--- Set problem 1 ---
Condense the paragraph of the Westside Barbell forum thread that begins "My overall goal here is" into a short list that keeps its main facts.

--- Document segment ---
# Westside Barbell Powerlifting?



## Milo (May 27, 2015)

Almost all of us have heard of Westside Barbell, but does anyone have experience with the training methods it preaches? 
I ask because I'm thinking about taking my training for a turn from bodybuilding style to powerlifting. Can one expect to get similar mass gains with this style of training, or is it mainly for strength and competition?


----------



## snake (May 28, 2015)

You can be strong and still body build and power lift and still look good. One does not exclude the other. But the last few months you'll need to commit to one to be at the top of your game.


----------



## Milo (May 28, 2015)

My main thought process behind this is purely powerlift for this next cycle. From a strictly mass gaining perspective, would powerlifting only be as successful to this goal as pure bodybuilding? By pure bodybuilding I mean it in a classical sense i.e high volume, and a mixture of compounds and isolations.


----------



## PillarofBalance (May 28, 2015)

Most people don't understand what volume actually is until they get into powerlifting...

Powerlifters also tend to incorporate a lot of hypertrophy work into their training. 

Whenever I see  a bodybuilder doing a bunch of sets of 10 or 12 on squats it annoys the shit out of me... then they post all over instagram about how they are a lion cause they squat.

If you are doing 10 reps that's not squatting!!

Anyway, westside is just one way to go about doing it. Or according to Jol and SFG the only way lol

I have trained with a couple guys that were at westside.  One of them will follow it until he dies the other prefers other things.  

Can you give me an idea as to what you mean by training like a powerlifter though?


----------



## Milo (May 28, 2015)

PillarofBalance said:


> Most people don't understand what volume actually is until they get into powerlifting...
> 
> Powerlifters also tend to incorporate a lot of hypertrophy work into their training.
> 
> ...



You'll have to excuse my inconsistencies with the theory or principles of power lifting. You'll find that I really don't know what the **** I'm talking about with it. 

I suppose by powerlifting I mean:
a) Forgetting the machines and focusing on the basic foundation building exercises such as squat, bench, deadlift, BB rows
b) Going heavy and lowering the volume. For example instead of doing 4x15 on a particular exercise, I will try and go with 5x3-5
c) Focusing on improving my lifts every workout and getting stronger (and thus bigger) instead of doing lighter weight and working the muscle contraction and time under tension

My overall goal here is to get as big as possible. And my theory is that if I am getting stronger using these techniques, I will get bigger. I've always done a higher rep, lighter weight with isolation lift type approach to training and I'm not exactly getting the desired results. I've gotten bigger, but I want to fill out more if that makes sense. So I'm trying to come up with something new like this to try new avenues.

--- Information shown ---
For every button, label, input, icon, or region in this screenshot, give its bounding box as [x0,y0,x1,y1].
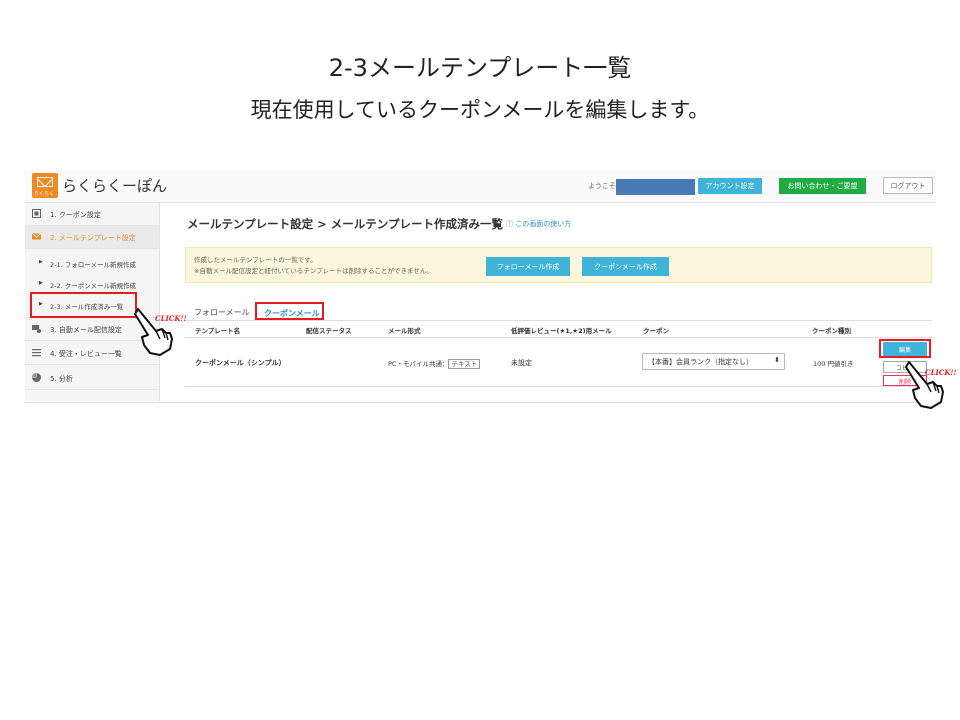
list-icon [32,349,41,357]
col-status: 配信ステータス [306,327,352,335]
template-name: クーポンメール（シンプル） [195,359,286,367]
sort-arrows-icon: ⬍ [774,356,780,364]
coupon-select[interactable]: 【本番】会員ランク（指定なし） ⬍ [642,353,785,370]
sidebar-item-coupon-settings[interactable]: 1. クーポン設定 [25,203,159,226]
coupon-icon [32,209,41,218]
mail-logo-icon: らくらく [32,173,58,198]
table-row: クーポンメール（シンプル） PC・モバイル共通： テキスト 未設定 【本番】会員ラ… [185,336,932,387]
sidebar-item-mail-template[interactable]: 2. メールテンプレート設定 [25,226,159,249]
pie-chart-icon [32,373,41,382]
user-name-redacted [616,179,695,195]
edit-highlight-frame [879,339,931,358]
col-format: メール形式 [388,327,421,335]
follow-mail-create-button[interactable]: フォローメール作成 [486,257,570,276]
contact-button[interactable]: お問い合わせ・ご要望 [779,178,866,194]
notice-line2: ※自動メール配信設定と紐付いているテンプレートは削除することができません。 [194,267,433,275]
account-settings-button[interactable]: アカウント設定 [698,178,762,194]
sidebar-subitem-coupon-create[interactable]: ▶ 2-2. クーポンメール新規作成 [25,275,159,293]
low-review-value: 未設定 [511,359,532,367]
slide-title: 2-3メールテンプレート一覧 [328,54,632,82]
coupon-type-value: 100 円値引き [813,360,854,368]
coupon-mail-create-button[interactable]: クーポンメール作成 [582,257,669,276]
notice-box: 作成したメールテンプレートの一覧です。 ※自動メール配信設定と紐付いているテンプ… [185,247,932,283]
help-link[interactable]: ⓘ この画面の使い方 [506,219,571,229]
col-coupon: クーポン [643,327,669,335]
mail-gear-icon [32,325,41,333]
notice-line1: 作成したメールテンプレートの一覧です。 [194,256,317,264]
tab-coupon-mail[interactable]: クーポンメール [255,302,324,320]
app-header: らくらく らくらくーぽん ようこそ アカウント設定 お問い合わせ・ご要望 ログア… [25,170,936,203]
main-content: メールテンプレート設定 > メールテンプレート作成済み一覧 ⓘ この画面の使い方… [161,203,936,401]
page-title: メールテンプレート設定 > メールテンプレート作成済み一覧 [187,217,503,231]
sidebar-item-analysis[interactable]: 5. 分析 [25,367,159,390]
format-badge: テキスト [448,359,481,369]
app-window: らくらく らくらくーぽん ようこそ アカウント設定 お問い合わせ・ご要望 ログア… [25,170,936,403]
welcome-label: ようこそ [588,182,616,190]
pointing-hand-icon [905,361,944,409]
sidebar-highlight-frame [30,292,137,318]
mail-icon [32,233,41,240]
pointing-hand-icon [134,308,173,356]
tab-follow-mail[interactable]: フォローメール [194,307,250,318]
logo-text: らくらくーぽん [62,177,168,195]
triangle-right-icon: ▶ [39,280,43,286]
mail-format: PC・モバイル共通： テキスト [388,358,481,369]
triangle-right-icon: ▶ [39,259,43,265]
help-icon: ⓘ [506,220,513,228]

--- Set problem 2 ---
In the entries, substitute "clickable" for "interactable" in the lines starting at the one containing "list-icon [32,349,41,357]" and ending at the one containing "coupon-icon [32,209,41,218]". Give only those lines.

--- Full response 1 ---
- Goal: get as big as possible.
- Theory: getting stronger with these techniques will bring more size.
- Past approach: higher reps, lighter weight, isolation lifts.
- Results: some size gained, but not the desired results; wants to fill out more.
- Plan: try something new like this to explore new avenues.

--- Full response 2 ---
list-icon [32,349,41,357]
col-status: 配信ステータス [306,327,352,335]
template-name: クーポンメール（シンプル） [195,359,286,367]
sort-arrows-icon: ⬍ [774,356,780,364]
coupon-select[clickable]: 【本番】会員ランク（指定なし） ⬍ [642,353,785,370]
sidebar-item-coupon-settings[clickable]: 1. クーポン設定 [25,203,159,226]
coupon-icon [32,209,41,218]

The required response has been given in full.